Quoted text
----
In certain implementations, the optimizer 42 concurrently processes multiple quantum service requests 40-1, 40-2 and optimizes execution of the multiple quantum service requests 40-1, 40-2 across multiple quantum computing devices 21. For example, the optimizer 42 may optimize execution by the quantum computing system 20 for the fastest execution time, fewest errors, minimized system impact, and/or minimized environmental impact across the quantum computing system 20.

FIG. 2 is a flowchart of a method to optimize quantum processing by qubit type 38 according to one example. FIG. 2 will be discussed in conjunction with FIG. 1A. A classical computing system receives a first quantum service request executable by a quantum computing system, including a plurality of quantum computing devices. Each quantum computing device of the plurality of quantum computing devices includes a plurality of qubits of a qubit type (1000). The classical computing system provides the first quantum service request to each of a plurality of simulator processes executing on the classical computing system for a simulated execution of the first quantum service request. Each simulator process of the plurality of simulator processes is based on a hardware profile of one of the plurality of quantum computing devices. The hardware profile includes the qubit type of the plurality of qubits (1002). The classical computing system receives, from each simulator process of the plurality of simulator processes, first simulation results of execution of the first quantum service request (1004).

FIG. 3 is a simplified block diagram of the processor device illustrated in FIG. 1A, according to one implementation. In this example, the system includes a classical computing system 14 with a processor device 18. The classical computing system 14 receives a first quantum service request 40-1 executable by a quantum computing system 20, including a plurality of quantum computing devices 21-1. Each quantum computing device 21 of the plurality of quantum computing devices 21 includes a plurality of qubits 26 of a qubit type 38. The classical computing system 14 provides the first quantum service request 40-1 to each of a plurality of simulator processes 50 executing on the classical computing system 14 for a simulated execution of the first quantum service request 40-1. Each simulator process 50 of the plurality of simulator processes 50 is based on a hardware profile 44 of one of the plurality of quantum computing devices 21. The hardware profile 44 includes the qubit type 38 of the plurality of qubits 26. The classical computing system 14 receives, from each simulator process of the plurality of simulator processes 50, first simulation results 52-1-1-52-1-N of execution of the first quantum service request 40-1.

FIG. 4 is a block diagram of a computing device 60 containing components suitable for implementing any of the processing devices disclosed herein. The computing device 60 includes a processor device 62, a system memory 64, and a system bus 66. The system bus 66 provides an interface for system components including, but not limited to, the system memory 64 and the processor device 62. The processor device 62 can be any commercially available or proprietary processor.

The system bus 66 may be any of several types of bus structures that may further interconnect to a memory bus (with or without a memory controller), a peripheral bus, and/or a local bus using any of a variety of commercially available bus architectures. The system memory 64 may include non-volatile memory 68 (e.g., read-only memory (ROM), erasable programmable read-only memory (EPROM), electrically erasable programmable read-only memory (EEPROM), or the like), and volatile memory 70 (e.g., random-access memory (RAM)). A basic input/output system (BIOS) 72 may be stored in the non-volatile memory 68 and can include the basic routines that help transfer information between elements within the computing device 60. The volatile memory 70 may also include a high-speed RAM, such as static RAM, for caching data.
----
Material provided
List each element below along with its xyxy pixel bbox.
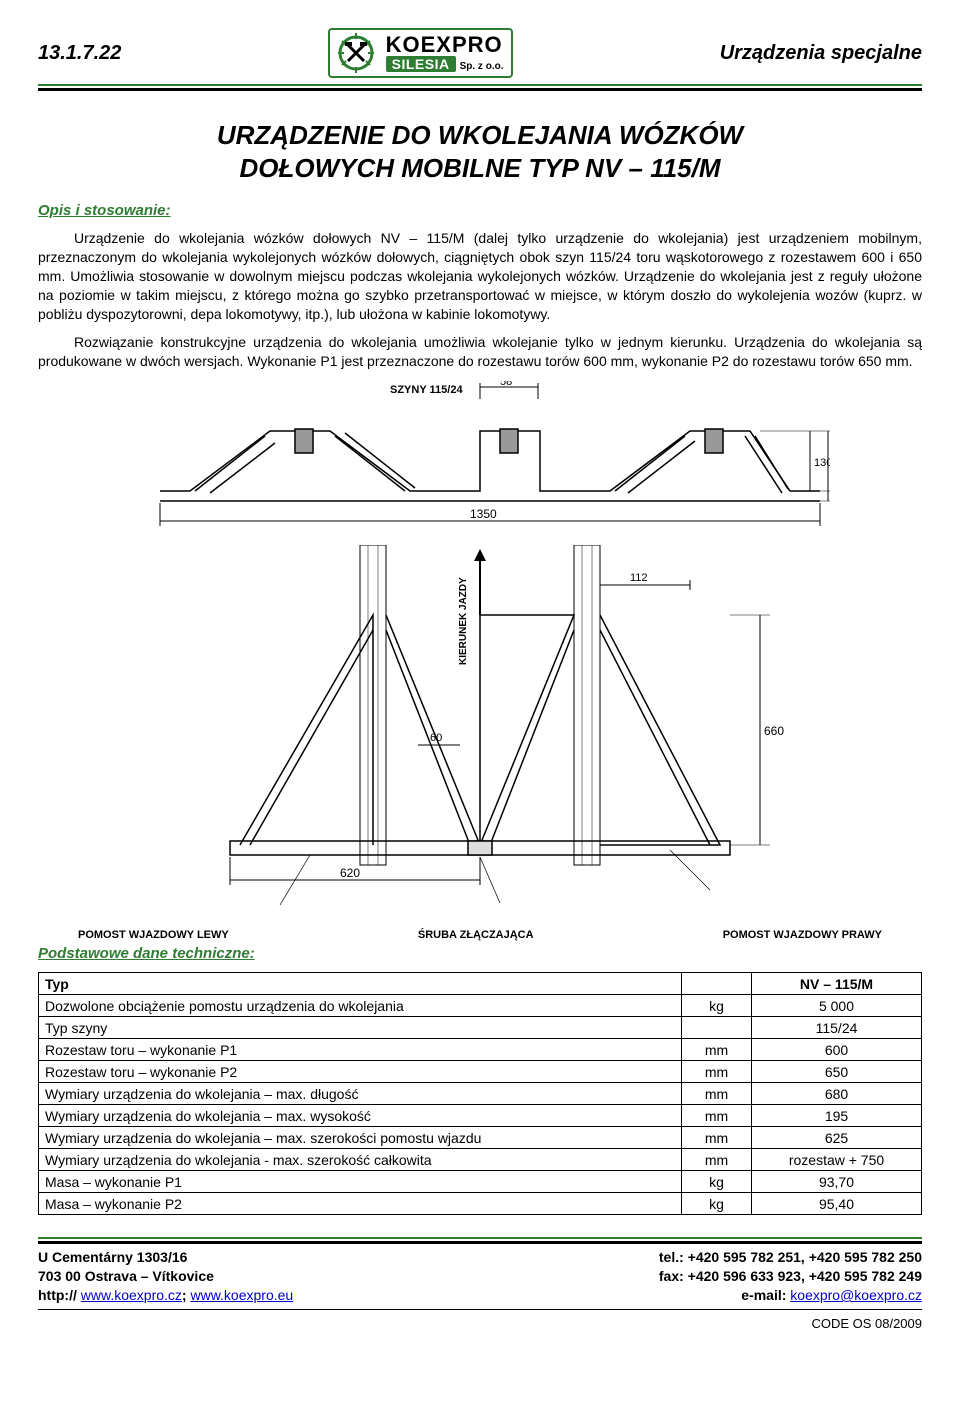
----
Work instructions
1 - From the quantum computing passage, extract verbatim the portion that opens with the words "In certain implementations, the" and closes with "computing system 20.".
2 - Write the next part of the quantum computing passage, picking up after its final sentence.

Answers for the exercise
1 -
In certain implementations, the optimizer 42 concurrently processes multiple quantum service requests 40-1, 40-2 and optimizes execution of the multiple quantum service requests 40-1, 40-2 across multiple quantum computing devices 21. For example, the optimizer 42 may optimize execution by the quantum computing system 20 for the fastest execution time, fewest errors, minimized system impact, and/or minimized environmental impact across the quantum computing system 20.

2 -
The computing device 60 may further include or be coupled to a non-transitory computer-readable storage medium such as storage device 74, which may comprise, for example, an internal or external hard disk drive (HDD) (e.g., enhanced integrated drive electronics (EIDE) or serial advanced technology attachment (SATA)), HDD (e.g., EIDE or SATA) for storage, flash memory, or the like. The storage device 74 and other drives associated with computer-readable media and computer-usable media may provide non-volatile storage of data, data structures, computer-executable instructions, and the like.

A number of modules can be stored in the storage device 74 and in the volatile memory 70, including an operating system 76 and one or more program modules, which may implement the functionality described herein in whole or in part. All or a portion of the examples herein may be implemented as a computer program product 78 stored on a transitory or non-transitory computer-usable or computer-readable storage medium, such as the storage device 74, which includes complex programming instructions, such as complex computer-readable program code, to cause the processor device 62 to carry out the steps described herein. Thus, the computer-readable program code can comprise software instructions for implementing the functionality of the examples described herein when executed on the processor device 62. The processor device 62, in conjunction with the network manager in the volatile memory 70, may serve as a controller or control system for the computing device 60 that is to implement the functionality described herein.

The computing device 60 may also include one or more communication interfaces 80, depending on the particular functionality of the computing device 60. The communication interfaces 80 may comprise one or more wired Ethernet transceivers, wireless transceivers, fiber, satellite, and/or coaxial interfaces by way of non-limiting examples.

FIG. 5 is a block diagram of a quantum computing device 90, such as the quantum computing device 21 of FIGS. 1A-1B, suitable for implementing examples according to one example. The quantum computing device 90 may comprise any suitable quantum computing device or devices. The quantum computing device 90 can operate using classical computing principles or quantum computing principles. When using quantum computing principles, the quantum computing device 90 performs computations that utilize quantum-mechanical phenomena, such as superposition and entanglement. The quantum computing device 90 may operate under certain environmental conditions, such as at or near zero degrees)(0° Kelvin. When using classical computing principles, the quantum computing device 90 utilizes binary digits that have a value of either zero (0) or one (1).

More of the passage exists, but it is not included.